## [THE EXERCISE]
Could you reproduce each of the items below word for word, leaving out the pictures?

Annotated element entries:
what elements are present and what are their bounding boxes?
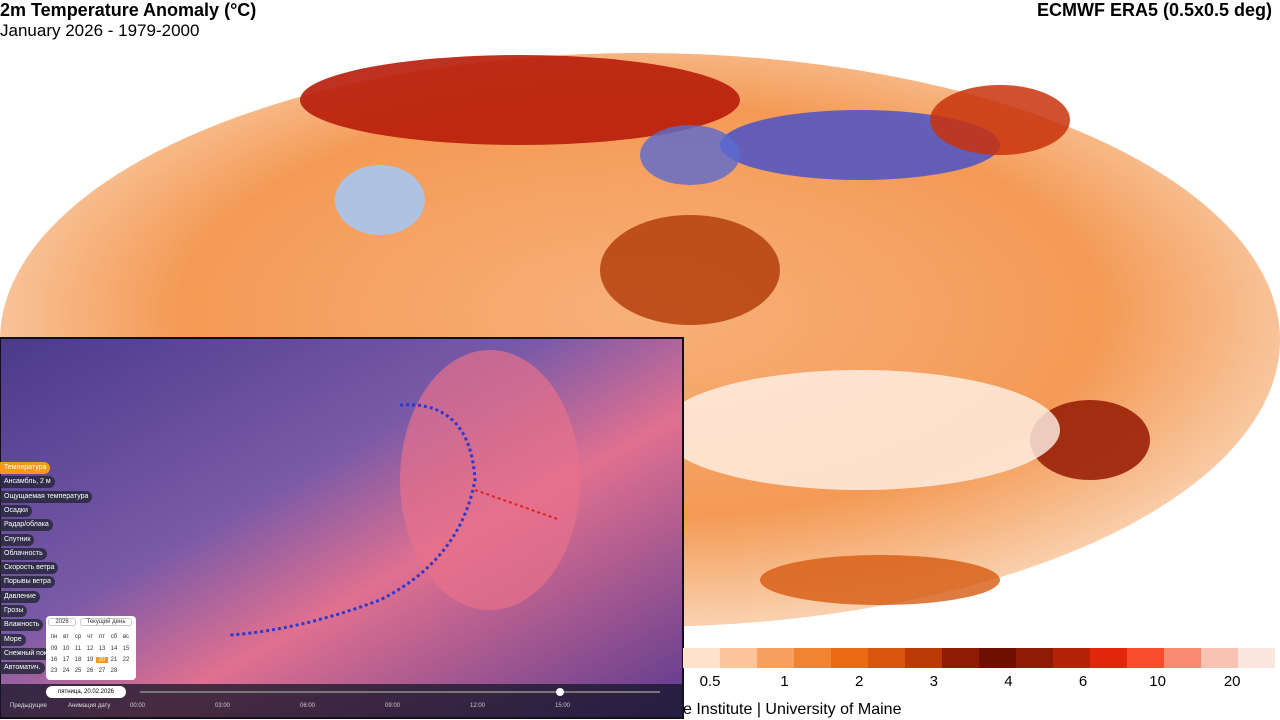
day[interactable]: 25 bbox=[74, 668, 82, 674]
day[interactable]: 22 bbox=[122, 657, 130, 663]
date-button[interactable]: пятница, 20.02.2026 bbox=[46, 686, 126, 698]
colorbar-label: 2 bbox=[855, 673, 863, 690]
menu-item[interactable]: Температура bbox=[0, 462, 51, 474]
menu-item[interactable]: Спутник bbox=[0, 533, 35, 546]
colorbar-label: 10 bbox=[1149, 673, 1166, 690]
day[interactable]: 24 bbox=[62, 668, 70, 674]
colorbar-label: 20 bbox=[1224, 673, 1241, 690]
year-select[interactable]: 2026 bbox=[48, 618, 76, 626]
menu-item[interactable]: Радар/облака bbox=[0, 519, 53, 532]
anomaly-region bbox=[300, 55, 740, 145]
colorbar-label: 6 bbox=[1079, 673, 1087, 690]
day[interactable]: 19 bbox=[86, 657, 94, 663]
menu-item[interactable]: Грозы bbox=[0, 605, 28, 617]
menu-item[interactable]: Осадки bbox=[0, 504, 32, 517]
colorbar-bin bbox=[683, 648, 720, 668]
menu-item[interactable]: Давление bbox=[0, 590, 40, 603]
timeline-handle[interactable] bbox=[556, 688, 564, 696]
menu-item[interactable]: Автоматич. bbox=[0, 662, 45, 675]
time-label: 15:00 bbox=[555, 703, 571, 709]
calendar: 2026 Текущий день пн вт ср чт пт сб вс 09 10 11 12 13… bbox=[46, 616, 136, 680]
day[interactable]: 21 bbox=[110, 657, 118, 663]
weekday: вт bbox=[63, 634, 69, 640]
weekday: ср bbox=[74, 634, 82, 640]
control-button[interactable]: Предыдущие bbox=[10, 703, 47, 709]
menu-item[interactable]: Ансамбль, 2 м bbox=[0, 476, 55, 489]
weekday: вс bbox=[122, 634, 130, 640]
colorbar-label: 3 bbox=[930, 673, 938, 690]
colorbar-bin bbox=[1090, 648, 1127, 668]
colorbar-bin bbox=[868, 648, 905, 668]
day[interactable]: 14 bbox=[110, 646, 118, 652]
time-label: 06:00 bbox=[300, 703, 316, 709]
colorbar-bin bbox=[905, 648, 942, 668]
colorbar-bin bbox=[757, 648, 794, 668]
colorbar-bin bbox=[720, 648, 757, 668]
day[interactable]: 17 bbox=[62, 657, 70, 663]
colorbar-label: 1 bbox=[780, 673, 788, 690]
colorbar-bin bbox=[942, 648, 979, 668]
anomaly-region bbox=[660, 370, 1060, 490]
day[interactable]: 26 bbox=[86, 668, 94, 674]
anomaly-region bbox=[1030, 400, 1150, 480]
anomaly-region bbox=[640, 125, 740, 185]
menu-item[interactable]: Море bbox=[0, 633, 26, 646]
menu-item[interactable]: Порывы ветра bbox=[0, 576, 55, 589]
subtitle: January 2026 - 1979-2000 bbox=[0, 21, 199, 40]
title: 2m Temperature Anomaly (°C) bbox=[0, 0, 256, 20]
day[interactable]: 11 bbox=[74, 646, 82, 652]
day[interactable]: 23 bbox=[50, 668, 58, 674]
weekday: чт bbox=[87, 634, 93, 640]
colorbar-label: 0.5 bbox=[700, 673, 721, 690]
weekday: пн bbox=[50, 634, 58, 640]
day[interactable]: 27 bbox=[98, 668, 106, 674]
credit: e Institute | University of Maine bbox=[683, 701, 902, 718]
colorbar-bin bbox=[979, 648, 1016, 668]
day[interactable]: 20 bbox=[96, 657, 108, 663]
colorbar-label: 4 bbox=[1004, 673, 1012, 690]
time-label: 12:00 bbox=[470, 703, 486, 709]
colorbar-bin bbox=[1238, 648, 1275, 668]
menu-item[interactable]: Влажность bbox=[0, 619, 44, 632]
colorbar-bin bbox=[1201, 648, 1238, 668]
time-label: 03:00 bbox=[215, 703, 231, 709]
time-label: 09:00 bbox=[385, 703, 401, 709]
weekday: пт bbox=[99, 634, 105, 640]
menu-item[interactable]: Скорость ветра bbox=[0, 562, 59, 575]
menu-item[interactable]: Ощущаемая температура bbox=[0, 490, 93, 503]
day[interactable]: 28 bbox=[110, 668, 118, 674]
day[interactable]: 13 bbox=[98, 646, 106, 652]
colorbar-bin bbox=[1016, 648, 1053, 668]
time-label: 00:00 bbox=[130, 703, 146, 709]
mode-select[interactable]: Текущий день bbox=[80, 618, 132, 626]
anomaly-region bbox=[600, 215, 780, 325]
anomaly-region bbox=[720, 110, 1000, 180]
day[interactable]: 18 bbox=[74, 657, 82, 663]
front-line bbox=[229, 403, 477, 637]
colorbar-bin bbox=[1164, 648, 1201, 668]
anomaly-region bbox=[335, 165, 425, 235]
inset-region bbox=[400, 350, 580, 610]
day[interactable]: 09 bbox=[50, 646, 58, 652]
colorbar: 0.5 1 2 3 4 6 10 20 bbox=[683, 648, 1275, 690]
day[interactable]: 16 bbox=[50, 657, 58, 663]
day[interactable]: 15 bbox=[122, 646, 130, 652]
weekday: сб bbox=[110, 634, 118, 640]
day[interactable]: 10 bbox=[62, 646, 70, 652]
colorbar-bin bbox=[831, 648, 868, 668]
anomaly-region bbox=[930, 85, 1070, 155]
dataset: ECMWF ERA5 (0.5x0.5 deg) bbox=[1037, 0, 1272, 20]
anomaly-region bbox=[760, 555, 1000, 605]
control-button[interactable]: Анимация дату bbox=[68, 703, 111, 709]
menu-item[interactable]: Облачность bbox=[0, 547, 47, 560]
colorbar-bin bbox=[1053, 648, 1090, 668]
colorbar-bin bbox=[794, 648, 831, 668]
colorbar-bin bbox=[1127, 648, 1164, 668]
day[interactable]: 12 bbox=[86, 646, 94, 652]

## [SOLUTION]
what elements are present and what are their bounding boxes?
day[interactable]: 25 bbox=[74, 668, 82, 674]
day[interactable]: 22 bbox=[122, 657, 130, 663]
date-button[interactable]: пятница, 20.02.2026 bbox=[46, 686, 126, 698]
colorbar-label: 2 bbox=[855, 673, 863, 690]
menu-item[interactable]: Температура bbox=[0, 462, 51, 474]
menu-item[interactable]: Спутник bbox=[0, 533, 35, 546]
colorbar-label: 10 bbox=[1149, 673, 1166, 690]
day[interactable]: 24 bbox=[62, 668, 70, 674]
colorbar-label: 20 bbox=[1224, 673, 1241, 690]
year-select[interactable]: 2026 bbox=[48, 618, 76, 626]
menu-item[interactable]: Радар/облака bbox=[0, 519, 53, 532]
anomaly-region bbox=[300, 55, 740, 145]
colorbar-label: 6 bbox=[1079, 673, 1087, 690]
day[interactable]: 19 bbox=[86, 657, 94, 663]
menu-item[interactable]: Грозы bbox=[0, 605, 28, 617]
menu-item[interactable]: Осадки bbox=[0, 504, 32, 517]
colorbar-bin bbox=[683, 648, 720, 668]
menu-item[interactable]: Давление bbox=[0, 590, 40, 603]
timeline-handle[interactable] bbox=[556, 688, 564, 696]
menu-item[interactable]: Автоматич. bbox=[0, 662, 45, 675]
time-label: 15:00 bbox=[555, 703, 571, 709]
calendar: 2026 Текущий день пн вт ср чт пт сб вс 09 10 11 12 13… bbox=[46, 616, 136, 680]
day[interactable]: 21 bbox=[110, 657, 118, 663]
weekday: вт bbox=[63, 634, 69, 640]
weekday: ср bbox=[74, 634, 82, 640]
control-button[interactable]: Предыдущие bbox=[10, 703, 47, 709]
menu-item[interactable]: Ансамбль, 2 м bbox=[0, 476, 55, 489]
weekday: вс bbox=[122, 634, 130, 640]
colorbar-label: 3 bbox=[930, 673, 938, 690]
colorbar-bin bbox=[1090, 648, 1127, 668]
colorbar-bin bbox=[868, 648, 905, 668]
day[interactable]: 14 bbox=[110, 646, 118, 652]
time-label: 06:00 bbox=[300, 703, 316, 709]
colorbar-bin bbox=[905, 648, 942, 668]
colorbar-bin bbox=[757, 648, 794, 668]
colorbar-bin bbox=[720, 648, 757, 668]
day[interactable]: 17 bbox=[62, 657, 70, 663]
colorbar-label: 1 bbox=[780, 673, 788, 690]
colorbar-bin bbox=[942, 648, 979, 668]
anomaly-region bbox=[660, 370, 1060, 490]
day[interactable]: 26 bbox=[86, 668, 94, 674]
anomaly-region bbox=[1030, 400, 1150, 480]
anomaly-region bbox=[640, 125, 740, 185]
menu-item[interactable]: Море bbox=[0, 633, 26, 646]
menu-item[interactable]: Порывы ветра bbox=[0, 576, 55, 589]
subtitle: January 2026 - 1979-2000 bbox=[0, 21, 199, 40]
title: 2m Temperature Anomaly (°C) bbox=[0, 0, 256, 20]
day[interactable]: 11 bbox=[74, 646, 82, 652]
day[interactable]: 23 bbox=[50, 668, 58, 674]
weekday: чт bbox=[87, 634, 93, 640]
colorbar-label: 0.5 bbox=[700, 673, 721, 690]
weekday: пн bbox=[50, 634, 58, 640]
day[interactable]: 27 bbox=[98, 668, 106, 674]
credit: e Institute | University of Maine bbox=[683, 701, 902, 718]
colorbar-bin bbox=[979, 648, 1016, 668]
day[interactable]: 20 bbox=[96, 657, 108, 663]
colorbar-label: 4 bbox=[1004, 673, 1012, 690]
time-label: 12:00 bbox=[470, 703, 486, 709]
colorbar-bin bbox=[1238, 648, 1275, 668]
menu-item[interactable]: Влажность bbox=[0, 619, 44, 632]
colorbar-bin bbox=[1201, 648, 1238, 668]
time-label: 03:00 bbox=[215, 703, 231, 709]
time-label: 09:00 bbox=[385, 703, 401, 709]
weekday: пт bbox=[99, 634, 105, 640]
menu-item[interactable]: Скорость ветра bbox=[0, 562, 59, 575]
menu-item[interactable]: Ощущаемая температура bbox=[0, 490, 93, 503]
day[interactable]: 28 bbox=[110, 668, 118, 674]
day[interactable]: 13 bbox=[98, 646, 106, 652]
colorbar-bin bbox=[1016, 648, 1053, 668]
time-label: 00:00 bbox=[130, 703, 146, 709]
mode-select[interactable]: Текущий день bbox=[80, 618, 132, 626]
anomaly-region bbox=[600, 215, 780, 325]
anomaly-region bbox=[720, 110, 1000, 180]
day[interactable]: 18 bbox=[74, 657, 82, 663]
front-line bbox=[229, 403, 477, 637]
colorbar-bin bbox=[1164, 648, 1201, 668]
anomaly-region bbox=[335, 165, 425, 235]
inset-region bbox=[400, 350, 580, 610]
day[interactable]: 09 bbox=[50, 646, 58, 652]
colorbar: 0.5 1 2 3 4 6 10 20 bbox=[683, 648, 1275, 690]
day[interactable]: 16 bbox=[50, 657, 58, 663]
day[interactable]: 15 bbox=[122, 646, 130, 652]
weekday: сб bbox=[110, 634, 118, 640]
day[interactable]: 10 bbox=[62, 646, 70, 652]
colorbar-bin bbox=[831, 648, 868, 668]
anomaly-region bbox=[930, 85, 1070, 155]
dataset: ECMWF ERA5 (0.5x0.5 deg) bbox=[1037, 0, 1272, 20]
anomaly-region bbox=[760, 555, 1000, 605]
control-button[interactable]: Анимация дату bbox=[68, 703, 111, 709]
menu-item[interactable]: Облачность bbox=[0, 547, 47, 560]
colorbar-bin bbox=[1053, 648, 1090, 668]
colorbar-bin bbox=[794, 648, 831, 668]
colorbar-bin bbox=[1127, 648, 1164, 668]
day[interactable]: 12 bbox=[86, 646, 94, 652]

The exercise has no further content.